Extracts from a graphics dataset
————————

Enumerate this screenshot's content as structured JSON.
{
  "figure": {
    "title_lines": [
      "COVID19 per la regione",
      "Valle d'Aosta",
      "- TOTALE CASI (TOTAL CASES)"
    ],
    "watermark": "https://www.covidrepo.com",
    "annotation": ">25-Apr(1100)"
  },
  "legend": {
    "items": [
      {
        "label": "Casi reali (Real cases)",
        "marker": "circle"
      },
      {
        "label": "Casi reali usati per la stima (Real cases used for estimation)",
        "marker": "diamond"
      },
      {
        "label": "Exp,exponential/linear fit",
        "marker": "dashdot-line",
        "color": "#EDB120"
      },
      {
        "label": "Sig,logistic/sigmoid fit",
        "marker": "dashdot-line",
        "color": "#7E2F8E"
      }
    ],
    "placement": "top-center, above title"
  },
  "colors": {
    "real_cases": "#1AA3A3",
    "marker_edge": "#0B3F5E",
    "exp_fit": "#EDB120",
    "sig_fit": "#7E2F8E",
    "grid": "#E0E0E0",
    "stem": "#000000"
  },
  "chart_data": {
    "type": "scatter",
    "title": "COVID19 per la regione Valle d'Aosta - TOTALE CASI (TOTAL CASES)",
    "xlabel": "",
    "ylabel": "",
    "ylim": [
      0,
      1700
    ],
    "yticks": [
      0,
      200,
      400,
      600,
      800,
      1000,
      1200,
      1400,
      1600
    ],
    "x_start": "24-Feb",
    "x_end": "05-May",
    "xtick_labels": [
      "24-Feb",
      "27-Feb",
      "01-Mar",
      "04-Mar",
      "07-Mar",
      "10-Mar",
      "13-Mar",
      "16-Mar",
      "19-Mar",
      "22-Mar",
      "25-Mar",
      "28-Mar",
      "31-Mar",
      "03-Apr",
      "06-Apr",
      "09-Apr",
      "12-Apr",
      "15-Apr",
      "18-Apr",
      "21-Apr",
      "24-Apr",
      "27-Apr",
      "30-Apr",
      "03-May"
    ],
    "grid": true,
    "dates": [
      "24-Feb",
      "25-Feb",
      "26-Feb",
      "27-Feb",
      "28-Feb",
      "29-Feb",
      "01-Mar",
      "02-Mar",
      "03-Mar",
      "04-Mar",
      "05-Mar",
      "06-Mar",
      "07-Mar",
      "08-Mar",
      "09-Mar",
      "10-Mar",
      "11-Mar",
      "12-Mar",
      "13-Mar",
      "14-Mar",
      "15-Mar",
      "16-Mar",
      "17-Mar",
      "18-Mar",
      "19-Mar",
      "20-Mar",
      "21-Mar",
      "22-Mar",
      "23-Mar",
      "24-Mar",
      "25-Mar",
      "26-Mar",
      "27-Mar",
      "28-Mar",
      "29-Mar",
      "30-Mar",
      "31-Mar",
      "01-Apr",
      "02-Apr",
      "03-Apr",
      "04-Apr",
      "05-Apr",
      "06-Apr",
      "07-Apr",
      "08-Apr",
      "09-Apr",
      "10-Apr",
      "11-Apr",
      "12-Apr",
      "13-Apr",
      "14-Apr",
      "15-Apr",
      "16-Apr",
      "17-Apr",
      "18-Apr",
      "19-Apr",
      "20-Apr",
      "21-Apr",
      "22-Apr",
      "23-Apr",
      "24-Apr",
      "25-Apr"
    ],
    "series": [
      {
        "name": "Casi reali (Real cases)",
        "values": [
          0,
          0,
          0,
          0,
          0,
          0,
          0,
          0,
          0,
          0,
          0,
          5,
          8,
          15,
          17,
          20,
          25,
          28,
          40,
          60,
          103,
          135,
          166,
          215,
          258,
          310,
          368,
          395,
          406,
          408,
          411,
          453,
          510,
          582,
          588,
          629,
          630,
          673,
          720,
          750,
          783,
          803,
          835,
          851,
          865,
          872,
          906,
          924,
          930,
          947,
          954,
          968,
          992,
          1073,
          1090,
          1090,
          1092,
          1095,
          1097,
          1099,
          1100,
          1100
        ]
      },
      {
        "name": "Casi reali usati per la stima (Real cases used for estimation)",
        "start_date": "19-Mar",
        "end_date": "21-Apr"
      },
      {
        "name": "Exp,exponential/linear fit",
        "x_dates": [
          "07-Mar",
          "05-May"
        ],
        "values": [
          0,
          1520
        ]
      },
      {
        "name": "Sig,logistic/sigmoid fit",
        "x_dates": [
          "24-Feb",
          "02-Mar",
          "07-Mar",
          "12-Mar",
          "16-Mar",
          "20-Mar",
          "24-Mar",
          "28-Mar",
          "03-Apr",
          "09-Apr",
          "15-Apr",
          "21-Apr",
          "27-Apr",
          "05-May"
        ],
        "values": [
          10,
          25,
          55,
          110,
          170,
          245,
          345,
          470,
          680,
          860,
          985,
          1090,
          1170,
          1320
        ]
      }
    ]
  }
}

————————

• Prompt: Every line above should be retyped exactly as given.

• The answer:
Enumerate this screenshot's content as structured JSON.
{
  "figure": {
    "title_lines": [
      "COVID19 per la regione",
      "Valle d'Aosta",
      "- TOTALE CASI (TOTAL CASES)"
    ],
    "watermark": "https://www.covidrepo.com",
    "annotation": ">25-Apr(1100)"
  },
  "legend": {
    "items": [
      {
        "label": "Casi reali (Real cases)",
        "marker": "circle"
      },
      {
        "label": "Casi reali usati per la stima (Real cases used for estimation)",
        "marker": "diamond"
      },
      {
        "label": "Exp,exponential/linear fit",
        "marker": "dashdot-line",
        "color": "#EDB120"
      },
      {
        "label": "Sig,logistic/sigmoid fit",
        "marker": "dashdot-line",
        "color": "#7E2F8E"
      }
    ],
    "placement": "top-center, above title"
  },
  "colors": {
    "real_cases": "#1AA3A3",
    "marker_edge": "#0B3F5E",
    "exp_fit": "#EDB120",
    "sig_fit": "#7E2F8E",
    "grid": "#E0E0E0",
    "stem": "#000000"
  },
  "chart_data": {
    "type": "scatter",
    "title": "COVID19 per la regione Valle d'Aosta - TOTALE CASI (TOTAL CASES)",
    "xlabel": "",
    "ylabel": "",
    "ylim": [
      0,
      1700
    ],
    "yticks": [
      0,
      200,
      400,
      600,
      800,
      1000,
      1200,
      1400,
      1600
    ],
    "x_start": "24-Feb",
    "x_end": "05-May",
    "xtick_labels": [
      "24-Feb",
      "27-Feb",
      "01-Mar",
      "04-Mar",
      "07-Mar",
      "10-Mar",
      "13-Mar",
      "16-Mar",
      "19-Mar",
      "22-Mar",
      "25-Mar",
      "28-Mar",
      "31-Mar",
      "03-Apr",
      "06-Apr",
      "09-Apr",
      "12-Apr",
      "15-Apr",
      "18-Apr",
      "21-Apr",
      "24-Apr",
      "27-Apr",
      "30-Apr",
      "03-May"
    ],
    "grid": true,
    "dates": [
      "24-Feb",
      "25-Feb",
      "26-Feb",
      "27-Feb",
      "28-Feb",
      "29-Feb",
      "01-Mar",
      "02-Mar",
      "03-Mar",
      "04-Mar",
      "05-Mar",
      "06-Mar",
      "07-Mar",
      "08-Mar",
      "09-Mar",
      "10-Mar",
      "11-Mar",
      "12-Mar",
      "13-Mar",
      "14-Mar",
      "15-Mar",
      "16-Mar",
      "17-Mar",
      "18-Mar",
      "19-Mar",
      "20-Mar",
      "21-Mar",
      "22-Mar",
      "23-Mar",
      "24-Mar",
      "25-Mar",
      "26-Mar",
      "27-Mar",
      "28-Mar",
      "29-Mar",
      "30-Mar",
      "31-Mar",
      "01-Apr",
      "02-Apr",
      "03-Apr",
      "04-Apr",
      "05-Apr",
      "06-Apr",
      "07-Apr",
      "08-Apr",
      "09-Apr",
      "10-Apr",
      "11-Apr",
      "12-Apr",
      "13-Apr",
      "14-Apr",
      "15-Apr",
      "16-Apr",
      "17-Apr",
      "18-Apr",
      "19-Apr",
      "20-Apr",
      "21-Apr",
      "22-Apr",
      "23-Apr",
      "24-Apr",
      "25-Apr"
    ],
    "series": [
      {
        "name": "Casi reali (Real cases)",
        "values": [
          0,
          0,
          0,
          0,
          0,
          0,
          0,
          0,
          0,
          0,
          0,
          5,
          8,
          15,
          17,
          20,
          25,
          28,
          40,
          60,
          103,
          135,
          166,
          215,
          258,
          310,
          368,
          395,
          406,
          408,
          411,
          453,
          510,
          582,
          588,
          629,
          630,
          673,
          720,
          750,
          783,
          803,
          835,
          851,
          865,
          872,
          906,
          924,
          930,
          947,
          954,
          968,
          992,
          1073,
          1090,
          1090,
          1092,
          1095,
          1097,
          1099,
          1100,
          1100
        ]
      },
      {
        "name": "Casi reali usati per la stima (Real cases used for estimation)",
        "start_date": "19-Mar",
        "end_date": "21-Apr"
      },
      {
        "name": "Exp,exponential/linear fit",
        "x_dates": [
          "07-Mar",
          "05-May"
        ],
        "values": [
          0,
          1520
        ]
      },
      {
        "name": "Sig,logistic/sigmoid fit",
        "x_dates": [
          "24-Feb",
          "02-Mar",
          "07-Mar",
          "12-Mar",
          "16-Mar",
          "20-Mar",
          "24-Mar",
          "28-Mar",
          "03-Apr",
          "09-Apr",
          "15-Apr",
          "21-Apr",
          "27-Apr",
          "05-May"
        ],
        "values": [
          10,
          25,
          55,
          110,
          170,
          245,
          345,
          470,
          680,
          860,
          985,
          1090,
          1170,
          1320
        ]
      }
    ]
  }
}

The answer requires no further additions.